▶ [WHAT IS NEEDED]: Output only the count of lines that contain "Account".

BEGIN INFORMATION PROVIDED

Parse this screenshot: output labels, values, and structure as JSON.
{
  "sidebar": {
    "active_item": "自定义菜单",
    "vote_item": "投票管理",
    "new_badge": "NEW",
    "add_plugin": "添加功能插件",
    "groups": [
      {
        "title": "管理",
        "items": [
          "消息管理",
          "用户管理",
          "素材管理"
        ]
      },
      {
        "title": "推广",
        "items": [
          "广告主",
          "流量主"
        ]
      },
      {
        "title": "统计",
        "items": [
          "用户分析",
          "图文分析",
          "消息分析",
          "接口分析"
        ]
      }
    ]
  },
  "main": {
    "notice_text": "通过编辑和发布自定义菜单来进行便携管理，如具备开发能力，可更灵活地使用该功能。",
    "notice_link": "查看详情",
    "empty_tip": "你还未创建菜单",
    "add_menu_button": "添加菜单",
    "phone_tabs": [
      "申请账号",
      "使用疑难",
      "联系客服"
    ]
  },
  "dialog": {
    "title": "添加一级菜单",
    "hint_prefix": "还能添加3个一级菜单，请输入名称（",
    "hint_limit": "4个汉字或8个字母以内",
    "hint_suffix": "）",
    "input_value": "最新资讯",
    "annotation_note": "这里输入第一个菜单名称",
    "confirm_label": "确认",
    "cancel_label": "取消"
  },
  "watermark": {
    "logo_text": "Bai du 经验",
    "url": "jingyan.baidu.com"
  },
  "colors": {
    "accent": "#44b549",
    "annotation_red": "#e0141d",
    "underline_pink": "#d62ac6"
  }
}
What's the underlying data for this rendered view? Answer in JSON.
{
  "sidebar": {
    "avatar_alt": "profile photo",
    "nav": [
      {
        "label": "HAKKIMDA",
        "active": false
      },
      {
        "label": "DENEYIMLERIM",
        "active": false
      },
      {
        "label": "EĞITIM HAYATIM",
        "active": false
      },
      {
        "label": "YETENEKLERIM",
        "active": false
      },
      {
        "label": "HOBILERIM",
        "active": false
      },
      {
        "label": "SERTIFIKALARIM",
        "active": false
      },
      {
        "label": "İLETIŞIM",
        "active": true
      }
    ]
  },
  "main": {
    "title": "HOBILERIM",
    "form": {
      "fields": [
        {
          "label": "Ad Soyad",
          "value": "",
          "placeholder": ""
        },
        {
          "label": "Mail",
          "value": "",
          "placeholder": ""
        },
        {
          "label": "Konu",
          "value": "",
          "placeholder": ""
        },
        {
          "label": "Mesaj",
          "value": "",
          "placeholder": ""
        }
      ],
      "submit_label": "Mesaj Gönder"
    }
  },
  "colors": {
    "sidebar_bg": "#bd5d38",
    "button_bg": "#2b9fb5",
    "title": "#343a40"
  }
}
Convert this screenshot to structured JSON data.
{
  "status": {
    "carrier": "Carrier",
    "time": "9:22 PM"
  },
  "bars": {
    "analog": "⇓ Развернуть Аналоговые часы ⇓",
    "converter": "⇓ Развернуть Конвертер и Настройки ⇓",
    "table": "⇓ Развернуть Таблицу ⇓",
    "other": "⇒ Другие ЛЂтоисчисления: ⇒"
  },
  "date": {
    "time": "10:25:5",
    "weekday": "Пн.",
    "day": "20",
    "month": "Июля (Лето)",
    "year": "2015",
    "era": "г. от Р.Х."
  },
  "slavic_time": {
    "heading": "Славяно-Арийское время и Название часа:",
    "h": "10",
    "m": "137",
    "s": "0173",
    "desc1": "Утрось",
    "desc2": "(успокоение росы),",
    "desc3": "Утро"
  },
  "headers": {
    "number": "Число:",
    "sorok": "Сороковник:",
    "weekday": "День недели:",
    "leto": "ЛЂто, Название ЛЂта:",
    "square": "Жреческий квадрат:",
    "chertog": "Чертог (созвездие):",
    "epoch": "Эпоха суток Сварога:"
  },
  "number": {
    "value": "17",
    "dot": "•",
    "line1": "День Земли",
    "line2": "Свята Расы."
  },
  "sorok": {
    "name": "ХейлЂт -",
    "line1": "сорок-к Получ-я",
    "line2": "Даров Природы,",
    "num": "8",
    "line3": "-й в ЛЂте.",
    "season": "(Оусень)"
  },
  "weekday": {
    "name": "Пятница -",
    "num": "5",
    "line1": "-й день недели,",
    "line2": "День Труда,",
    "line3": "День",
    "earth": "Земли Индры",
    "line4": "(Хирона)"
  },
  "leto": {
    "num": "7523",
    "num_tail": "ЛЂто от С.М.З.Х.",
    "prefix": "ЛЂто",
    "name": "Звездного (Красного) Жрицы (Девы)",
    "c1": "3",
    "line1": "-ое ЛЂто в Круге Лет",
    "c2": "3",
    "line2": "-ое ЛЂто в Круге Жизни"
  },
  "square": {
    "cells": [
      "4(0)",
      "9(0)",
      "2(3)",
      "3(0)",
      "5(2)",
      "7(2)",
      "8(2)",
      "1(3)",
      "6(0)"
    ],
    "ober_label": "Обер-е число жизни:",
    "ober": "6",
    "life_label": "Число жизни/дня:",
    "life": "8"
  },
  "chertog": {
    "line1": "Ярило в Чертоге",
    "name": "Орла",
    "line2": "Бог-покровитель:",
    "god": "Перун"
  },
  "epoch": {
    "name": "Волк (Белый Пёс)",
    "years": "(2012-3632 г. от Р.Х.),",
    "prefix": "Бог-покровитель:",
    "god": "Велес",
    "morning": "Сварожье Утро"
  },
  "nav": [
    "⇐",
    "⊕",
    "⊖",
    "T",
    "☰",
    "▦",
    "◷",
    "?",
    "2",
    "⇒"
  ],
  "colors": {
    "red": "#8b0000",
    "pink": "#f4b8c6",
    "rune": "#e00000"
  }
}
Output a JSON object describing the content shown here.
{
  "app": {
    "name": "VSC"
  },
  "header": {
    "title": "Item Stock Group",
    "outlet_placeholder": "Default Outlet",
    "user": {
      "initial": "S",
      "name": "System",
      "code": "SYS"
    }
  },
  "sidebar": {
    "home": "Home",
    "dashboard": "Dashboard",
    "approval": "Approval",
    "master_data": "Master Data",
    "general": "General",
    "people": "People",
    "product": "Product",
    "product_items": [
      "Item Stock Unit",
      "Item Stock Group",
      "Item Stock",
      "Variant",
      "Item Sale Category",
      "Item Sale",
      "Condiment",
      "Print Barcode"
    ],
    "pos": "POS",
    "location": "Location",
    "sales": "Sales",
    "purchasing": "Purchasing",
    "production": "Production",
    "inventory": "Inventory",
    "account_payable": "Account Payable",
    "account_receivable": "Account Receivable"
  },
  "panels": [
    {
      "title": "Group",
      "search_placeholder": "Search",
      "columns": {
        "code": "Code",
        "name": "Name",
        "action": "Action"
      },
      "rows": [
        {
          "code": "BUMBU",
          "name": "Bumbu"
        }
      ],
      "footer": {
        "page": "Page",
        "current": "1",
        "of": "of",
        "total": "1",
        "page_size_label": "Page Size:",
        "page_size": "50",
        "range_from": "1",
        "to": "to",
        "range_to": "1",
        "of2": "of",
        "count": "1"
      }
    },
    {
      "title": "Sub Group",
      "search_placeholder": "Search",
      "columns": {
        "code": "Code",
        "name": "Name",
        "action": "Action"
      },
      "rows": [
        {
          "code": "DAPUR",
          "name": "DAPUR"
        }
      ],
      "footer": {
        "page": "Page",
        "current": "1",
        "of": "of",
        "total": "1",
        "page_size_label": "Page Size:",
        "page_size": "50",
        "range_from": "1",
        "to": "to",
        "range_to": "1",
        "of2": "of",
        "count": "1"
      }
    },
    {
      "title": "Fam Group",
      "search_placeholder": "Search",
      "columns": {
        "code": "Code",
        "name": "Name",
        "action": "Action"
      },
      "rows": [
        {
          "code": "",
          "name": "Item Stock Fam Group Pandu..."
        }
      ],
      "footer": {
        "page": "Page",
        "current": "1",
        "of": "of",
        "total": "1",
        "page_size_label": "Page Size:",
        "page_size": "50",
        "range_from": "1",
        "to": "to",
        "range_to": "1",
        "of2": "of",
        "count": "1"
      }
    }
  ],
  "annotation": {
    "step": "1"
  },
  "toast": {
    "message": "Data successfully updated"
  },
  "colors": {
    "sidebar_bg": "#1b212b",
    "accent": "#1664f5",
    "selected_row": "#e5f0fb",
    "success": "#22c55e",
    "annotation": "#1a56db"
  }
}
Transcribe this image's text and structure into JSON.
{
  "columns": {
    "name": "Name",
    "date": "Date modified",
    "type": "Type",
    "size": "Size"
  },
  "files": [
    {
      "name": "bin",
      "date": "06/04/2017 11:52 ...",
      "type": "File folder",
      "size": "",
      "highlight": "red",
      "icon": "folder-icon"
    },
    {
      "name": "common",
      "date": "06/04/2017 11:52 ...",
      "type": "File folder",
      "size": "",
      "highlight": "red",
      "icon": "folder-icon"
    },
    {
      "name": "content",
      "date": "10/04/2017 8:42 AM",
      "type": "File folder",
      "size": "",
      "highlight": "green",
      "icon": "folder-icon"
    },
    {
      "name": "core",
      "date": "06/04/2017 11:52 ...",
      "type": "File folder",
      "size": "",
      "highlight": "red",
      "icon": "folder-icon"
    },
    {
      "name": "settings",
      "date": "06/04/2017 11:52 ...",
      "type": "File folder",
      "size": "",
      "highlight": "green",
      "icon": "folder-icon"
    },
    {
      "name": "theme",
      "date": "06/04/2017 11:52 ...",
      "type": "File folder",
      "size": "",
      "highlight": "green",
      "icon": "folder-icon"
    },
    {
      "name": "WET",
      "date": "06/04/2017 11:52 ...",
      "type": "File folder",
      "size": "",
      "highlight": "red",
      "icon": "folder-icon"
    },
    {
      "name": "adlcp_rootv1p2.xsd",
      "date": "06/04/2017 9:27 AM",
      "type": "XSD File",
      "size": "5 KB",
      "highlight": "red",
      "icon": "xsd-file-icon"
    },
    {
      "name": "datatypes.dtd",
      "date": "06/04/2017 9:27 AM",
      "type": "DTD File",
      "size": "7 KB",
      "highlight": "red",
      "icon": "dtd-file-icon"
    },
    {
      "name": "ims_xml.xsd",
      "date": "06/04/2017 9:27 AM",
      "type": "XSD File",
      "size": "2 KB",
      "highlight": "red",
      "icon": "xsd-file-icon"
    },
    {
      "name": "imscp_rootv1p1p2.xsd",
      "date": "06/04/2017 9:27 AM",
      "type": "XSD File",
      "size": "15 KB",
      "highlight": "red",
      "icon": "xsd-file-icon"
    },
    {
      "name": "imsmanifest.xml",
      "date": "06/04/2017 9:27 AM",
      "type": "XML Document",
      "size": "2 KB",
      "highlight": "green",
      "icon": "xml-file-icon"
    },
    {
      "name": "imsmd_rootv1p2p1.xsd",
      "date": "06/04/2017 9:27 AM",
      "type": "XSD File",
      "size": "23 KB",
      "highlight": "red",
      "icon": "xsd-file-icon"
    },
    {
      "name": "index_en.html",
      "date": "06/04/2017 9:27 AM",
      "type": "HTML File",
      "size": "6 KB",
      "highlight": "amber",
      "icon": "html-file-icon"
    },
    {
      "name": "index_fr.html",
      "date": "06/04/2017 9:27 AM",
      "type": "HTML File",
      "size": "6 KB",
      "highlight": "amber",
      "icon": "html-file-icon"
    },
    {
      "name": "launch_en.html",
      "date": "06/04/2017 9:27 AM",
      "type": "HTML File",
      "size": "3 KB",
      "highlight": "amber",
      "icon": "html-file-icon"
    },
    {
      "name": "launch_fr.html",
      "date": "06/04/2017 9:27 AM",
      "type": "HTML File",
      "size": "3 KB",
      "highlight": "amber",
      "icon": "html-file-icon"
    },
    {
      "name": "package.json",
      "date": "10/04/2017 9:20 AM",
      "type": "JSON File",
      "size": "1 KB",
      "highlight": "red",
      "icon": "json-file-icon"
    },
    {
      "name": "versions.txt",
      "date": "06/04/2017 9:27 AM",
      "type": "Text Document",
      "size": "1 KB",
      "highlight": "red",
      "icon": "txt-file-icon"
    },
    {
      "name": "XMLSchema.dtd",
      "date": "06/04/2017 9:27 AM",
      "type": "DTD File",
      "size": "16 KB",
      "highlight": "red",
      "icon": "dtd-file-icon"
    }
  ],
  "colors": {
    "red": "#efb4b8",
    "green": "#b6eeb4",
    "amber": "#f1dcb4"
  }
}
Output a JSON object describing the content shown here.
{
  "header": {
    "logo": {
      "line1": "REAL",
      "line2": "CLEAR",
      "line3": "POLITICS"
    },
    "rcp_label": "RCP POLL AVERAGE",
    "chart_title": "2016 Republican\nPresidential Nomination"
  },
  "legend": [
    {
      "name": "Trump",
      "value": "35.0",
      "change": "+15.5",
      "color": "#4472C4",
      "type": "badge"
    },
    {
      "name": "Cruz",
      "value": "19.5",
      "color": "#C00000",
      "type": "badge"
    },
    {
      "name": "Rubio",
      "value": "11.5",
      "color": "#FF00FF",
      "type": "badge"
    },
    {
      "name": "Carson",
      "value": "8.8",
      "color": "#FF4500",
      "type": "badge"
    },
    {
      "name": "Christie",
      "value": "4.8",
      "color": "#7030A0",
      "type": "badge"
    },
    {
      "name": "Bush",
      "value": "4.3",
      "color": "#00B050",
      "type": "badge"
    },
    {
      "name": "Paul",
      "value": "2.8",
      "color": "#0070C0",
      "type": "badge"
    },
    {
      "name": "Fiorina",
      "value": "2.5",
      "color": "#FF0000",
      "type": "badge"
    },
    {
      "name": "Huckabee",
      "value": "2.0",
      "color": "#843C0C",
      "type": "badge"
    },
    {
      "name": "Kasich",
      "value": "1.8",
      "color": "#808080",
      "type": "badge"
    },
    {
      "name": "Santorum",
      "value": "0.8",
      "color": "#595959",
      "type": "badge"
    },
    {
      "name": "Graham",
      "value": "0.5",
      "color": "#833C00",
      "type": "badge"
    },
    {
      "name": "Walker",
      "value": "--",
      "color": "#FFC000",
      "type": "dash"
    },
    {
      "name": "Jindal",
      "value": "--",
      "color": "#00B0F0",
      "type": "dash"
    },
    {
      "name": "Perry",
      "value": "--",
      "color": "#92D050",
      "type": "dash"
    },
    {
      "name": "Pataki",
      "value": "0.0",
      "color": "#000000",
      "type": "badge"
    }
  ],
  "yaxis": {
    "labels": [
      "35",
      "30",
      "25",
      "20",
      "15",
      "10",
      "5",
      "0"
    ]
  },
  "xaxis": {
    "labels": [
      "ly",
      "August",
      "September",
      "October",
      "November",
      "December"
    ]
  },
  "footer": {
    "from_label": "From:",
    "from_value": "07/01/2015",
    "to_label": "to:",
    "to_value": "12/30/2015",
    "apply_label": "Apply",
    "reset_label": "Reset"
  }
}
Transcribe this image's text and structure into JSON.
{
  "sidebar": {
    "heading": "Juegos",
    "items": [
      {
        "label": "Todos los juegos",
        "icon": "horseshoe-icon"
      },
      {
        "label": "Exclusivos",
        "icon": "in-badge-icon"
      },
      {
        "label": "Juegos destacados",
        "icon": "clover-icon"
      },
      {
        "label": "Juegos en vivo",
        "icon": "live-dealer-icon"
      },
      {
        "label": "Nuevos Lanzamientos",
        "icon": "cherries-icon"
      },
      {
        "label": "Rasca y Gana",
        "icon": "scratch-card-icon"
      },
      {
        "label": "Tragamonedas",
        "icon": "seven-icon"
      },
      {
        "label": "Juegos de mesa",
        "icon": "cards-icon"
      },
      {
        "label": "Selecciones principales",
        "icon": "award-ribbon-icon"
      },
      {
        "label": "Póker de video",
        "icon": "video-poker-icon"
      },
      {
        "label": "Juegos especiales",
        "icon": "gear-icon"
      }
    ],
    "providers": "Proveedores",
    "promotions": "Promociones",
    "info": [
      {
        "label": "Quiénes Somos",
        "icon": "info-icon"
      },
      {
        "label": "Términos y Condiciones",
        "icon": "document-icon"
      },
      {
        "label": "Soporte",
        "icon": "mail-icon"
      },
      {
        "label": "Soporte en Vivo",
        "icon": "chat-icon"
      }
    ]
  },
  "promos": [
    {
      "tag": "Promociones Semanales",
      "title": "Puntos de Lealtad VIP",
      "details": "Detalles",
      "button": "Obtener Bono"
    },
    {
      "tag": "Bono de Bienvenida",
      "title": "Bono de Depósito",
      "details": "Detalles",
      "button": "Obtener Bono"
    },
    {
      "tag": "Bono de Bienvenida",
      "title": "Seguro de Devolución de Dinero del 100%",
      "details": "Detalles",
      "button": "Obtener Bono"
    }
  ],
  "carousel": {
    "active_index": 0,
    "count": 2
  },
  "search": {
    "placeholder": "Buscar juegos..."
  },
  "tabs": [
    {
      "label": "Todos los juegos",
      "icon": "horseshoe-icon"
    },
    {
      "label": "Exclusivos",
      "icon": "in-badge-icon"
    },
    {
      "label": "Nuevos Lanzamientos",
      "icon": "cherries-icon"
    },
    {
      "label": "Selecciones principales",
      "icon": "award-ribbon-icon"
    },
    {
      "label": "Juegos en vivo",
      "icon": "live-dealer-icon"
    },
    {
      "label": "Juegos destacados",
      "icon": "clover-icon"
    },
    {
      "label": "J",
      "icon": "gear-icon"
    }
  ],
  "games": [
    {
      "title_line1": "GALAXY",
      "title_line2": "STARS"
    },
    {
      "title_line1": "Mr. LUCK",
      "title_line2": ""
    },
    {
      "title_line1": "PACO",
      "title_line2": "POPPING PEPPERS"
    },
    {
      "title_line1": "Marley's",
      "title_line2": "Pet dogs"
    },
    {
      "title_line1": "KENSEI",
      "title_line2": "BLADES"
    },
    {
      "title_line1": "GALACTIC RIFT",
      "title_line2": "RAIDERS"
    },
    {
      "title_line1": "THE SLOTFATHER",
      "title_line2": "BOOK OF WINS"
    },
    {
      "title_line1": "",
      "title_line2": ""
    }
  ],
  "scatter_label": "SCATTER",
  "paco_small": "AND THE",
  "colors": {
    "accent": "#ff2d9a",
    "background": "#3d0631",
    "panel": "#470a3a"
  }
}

END INFORMATION PROVIDED

▶ [SOLUTION]: 2